▶ THE EXERCISE:
Pick out every line that holds the string "however" and copy it.

▶ DATA TO PROCESS:
------------

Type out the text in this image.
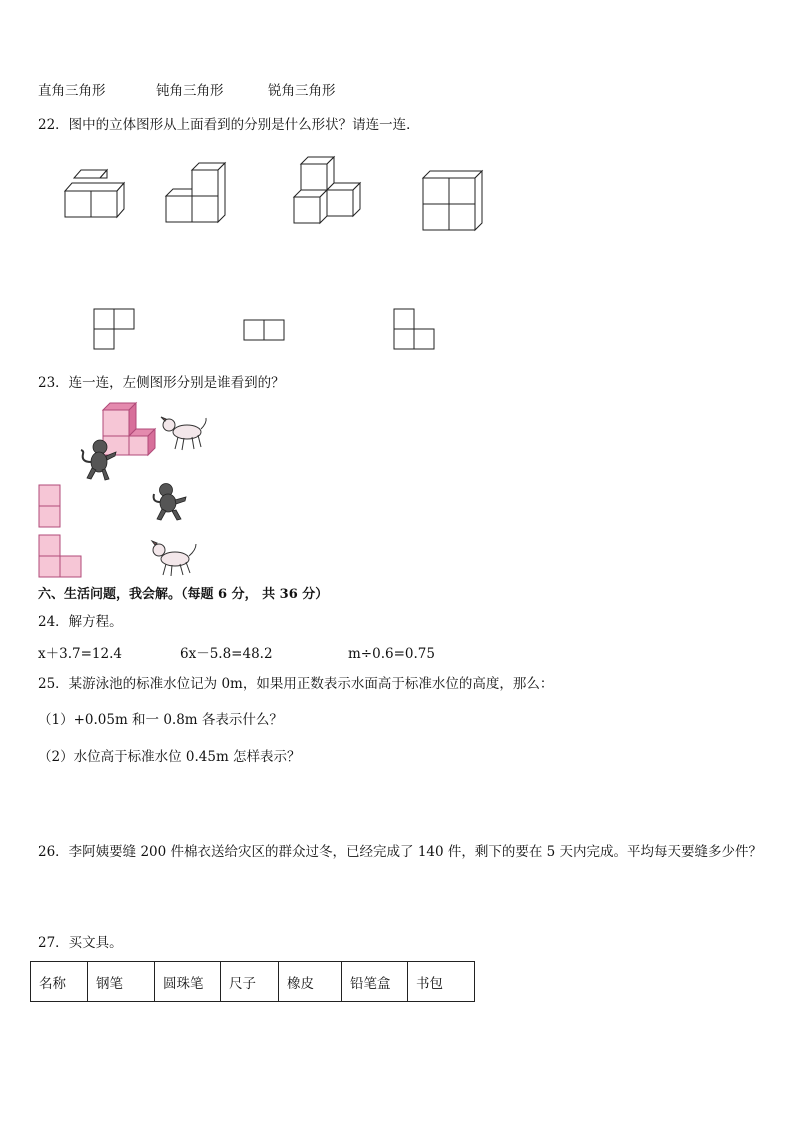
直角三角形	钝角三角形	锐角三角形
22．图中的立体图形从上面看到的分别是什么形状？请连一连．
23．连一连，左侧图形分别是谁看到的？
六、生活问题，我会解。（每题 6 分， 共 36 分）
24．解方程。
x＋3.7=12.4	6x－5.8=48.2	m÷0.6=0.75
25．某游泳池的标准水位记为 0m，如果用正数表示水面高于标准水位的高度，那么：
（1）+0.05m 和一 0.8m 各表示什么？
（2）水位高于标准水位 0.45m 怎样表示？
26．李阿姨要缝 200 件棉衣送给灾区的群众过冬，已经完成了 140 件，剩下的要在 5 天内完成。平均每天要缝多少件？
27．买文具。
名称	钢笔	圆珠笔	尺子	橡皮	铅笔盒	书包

------------

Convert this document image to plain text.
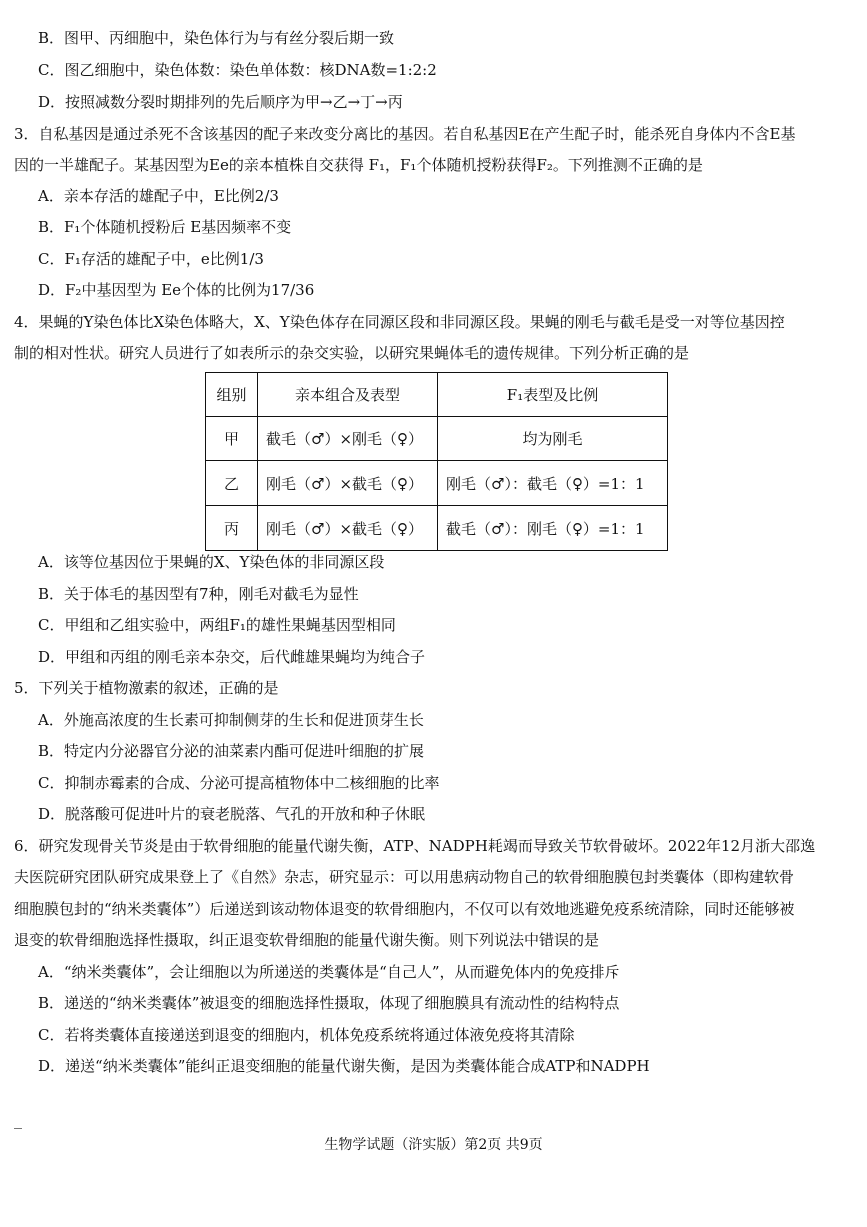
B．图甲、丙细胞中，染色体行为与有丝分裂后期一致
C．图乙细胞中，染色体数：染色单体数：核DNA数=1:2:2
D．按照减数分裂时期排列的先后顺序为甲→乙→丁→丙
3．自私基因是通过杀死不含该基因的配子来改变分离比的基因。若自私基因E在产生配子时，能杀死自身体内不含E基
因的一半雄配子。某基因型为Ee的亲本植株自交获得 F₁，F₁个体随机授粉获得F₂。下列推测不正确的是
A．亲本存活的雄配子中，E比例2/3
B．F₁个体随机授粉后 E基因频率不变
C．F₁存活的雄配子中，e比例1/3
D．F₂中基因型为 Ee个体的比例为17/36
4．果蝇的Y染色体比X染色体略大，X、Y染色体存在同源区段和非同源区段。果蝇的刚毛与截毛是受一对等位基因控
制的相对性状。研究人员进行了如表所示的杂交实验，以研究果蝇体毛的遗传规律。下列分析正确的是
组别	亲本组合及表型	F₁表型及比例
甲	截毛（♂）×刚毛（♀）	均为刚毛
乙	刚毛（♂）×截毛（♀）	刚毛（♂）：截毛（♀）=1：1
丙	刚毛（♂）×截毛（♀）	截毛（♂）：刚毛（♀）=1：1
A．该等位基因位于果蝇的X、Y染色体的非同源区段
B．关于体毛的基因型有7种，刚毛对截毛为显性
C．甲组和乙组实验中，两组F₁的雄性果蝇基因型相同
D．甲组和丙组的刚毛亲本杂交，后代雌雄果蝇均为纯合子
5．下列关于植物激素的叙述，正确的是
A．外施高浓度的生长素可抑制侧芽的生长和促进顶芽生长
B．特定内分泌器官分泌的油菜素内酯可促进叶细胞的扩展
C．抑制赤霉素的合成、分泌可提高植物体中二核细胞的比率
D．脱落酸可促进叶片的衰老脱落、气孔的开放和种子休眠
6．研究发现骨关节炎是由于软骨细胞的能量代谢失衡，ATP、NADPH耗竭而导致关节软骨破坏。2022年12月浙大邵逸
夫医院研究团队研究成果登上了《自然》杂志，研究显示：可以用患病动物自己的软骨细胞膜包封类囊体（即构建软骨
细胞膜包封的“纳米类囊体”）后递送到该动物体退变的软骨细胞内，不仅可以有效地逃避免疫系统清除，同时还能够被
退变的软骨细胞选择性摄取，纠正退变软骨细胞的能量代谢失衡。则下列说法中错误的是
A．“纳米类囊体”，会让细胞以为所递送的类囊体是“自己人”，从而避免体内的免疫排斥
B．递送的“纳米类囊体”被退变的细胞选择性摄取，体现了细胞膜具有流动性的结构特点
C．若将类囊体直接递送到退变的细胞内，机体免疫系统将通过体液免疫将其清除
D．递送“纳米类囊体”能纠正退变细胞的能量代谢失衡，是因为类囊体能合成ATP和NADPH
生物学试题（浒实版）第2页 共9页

------------

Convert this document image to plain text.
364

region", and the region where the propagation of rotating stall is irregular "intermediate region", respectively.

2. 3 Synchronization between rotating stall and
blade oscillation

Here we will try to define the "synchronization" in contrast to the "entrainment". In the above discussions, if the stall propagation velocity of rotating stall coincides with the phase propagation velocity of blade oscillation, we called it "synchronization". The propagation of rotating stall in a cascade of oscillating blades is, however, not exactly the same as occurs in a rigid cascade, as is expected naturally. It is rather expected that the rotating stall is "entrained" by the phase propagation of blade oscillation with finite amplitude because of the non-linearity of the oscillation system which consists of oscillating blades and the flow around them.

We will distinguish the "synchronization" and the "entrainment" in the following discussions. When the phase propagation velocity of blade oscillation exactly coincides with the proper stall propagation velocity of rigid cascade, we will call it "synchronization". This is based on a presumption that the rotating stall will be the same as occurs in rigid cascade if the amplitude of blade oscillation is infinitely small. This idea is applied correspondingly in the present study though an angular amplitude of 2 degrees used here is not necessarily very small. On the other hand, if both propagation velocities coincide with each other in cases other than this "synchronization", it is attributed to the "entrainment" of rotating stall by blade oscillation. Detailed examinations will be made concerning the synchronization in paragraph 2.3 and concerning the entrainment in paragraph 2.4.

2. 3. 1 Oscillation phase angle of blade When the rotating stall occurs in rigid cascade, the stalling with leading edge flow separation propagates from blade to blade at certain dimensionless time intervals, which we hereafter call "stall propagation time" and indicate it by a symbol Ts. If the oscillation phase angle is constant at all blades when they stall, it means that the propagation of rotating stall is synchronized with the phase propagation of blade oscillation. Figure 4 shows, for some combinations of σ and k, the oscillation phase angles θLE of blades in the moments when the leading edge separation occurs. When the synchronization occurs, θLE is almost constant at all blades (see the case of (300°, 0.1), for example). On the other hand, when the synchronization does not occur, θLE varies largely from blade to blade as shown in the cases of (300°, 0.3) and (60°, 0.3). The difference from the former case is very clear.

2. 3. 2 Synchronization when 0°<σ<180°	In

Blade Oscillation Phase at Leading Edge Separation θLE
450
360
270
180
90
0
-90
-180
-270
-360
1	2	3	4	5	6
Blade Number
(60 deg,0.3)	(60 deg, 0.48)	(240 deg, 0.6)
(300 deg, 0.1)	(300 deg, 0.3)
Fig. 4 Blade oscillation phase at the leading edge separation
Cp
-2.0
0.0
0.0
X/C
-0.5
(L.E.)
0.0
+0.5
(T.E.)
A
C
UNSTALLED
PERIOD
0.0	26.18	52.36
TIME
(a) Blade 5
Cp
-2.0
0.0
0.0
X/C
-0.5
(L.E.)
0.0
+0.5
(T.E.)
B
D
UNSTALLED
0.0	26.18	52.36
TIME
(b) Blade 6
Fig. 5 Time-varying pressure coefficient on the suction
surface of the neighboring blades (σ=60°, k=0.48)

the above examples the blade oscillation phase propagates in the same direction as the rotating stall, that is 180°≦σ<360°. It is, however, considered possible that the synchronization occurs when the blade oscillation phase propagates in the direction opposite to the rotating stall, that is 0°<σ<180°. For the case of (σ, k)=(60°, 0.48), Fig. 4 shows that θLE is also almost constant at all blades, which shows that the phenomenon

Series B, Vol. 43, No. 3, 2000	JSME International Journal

------------

▶ ANSWER TO THIS PROBLEM:
Here we will try to define the "synchronization" in contrast to the "entrainment". In the above discussions, if the stall propagation velocity of rotating stall coincides with the phase propagation velocity of blade oscillation, we called it "synchronization". The propagation of rotating stall in a cascade of oscillating blades is, however, not exactly the same as occurs in a rigid cascade, as is expected naturally. It is rather expected that the rotating stall is "entrained" by the phase propagation of blade oscillation with finite amplitude because of the non-linearity of the oscillation system which consists of oscillating blades and the flow around them.
the above examples the blade oscillation phase propagates in the same direction as the rotating stall, that is 180°≦σ<360°. It is, however, considered possible that the synchronization occurs when the blade oscillation phase propagates in the direction opposite to the rotating stall, that is 0°<σ<180°. For the case of (σ, k)=(60°, 0.48), Fig. 4 shows that θLE is also almost constant at all blades, which shows that the phenomenon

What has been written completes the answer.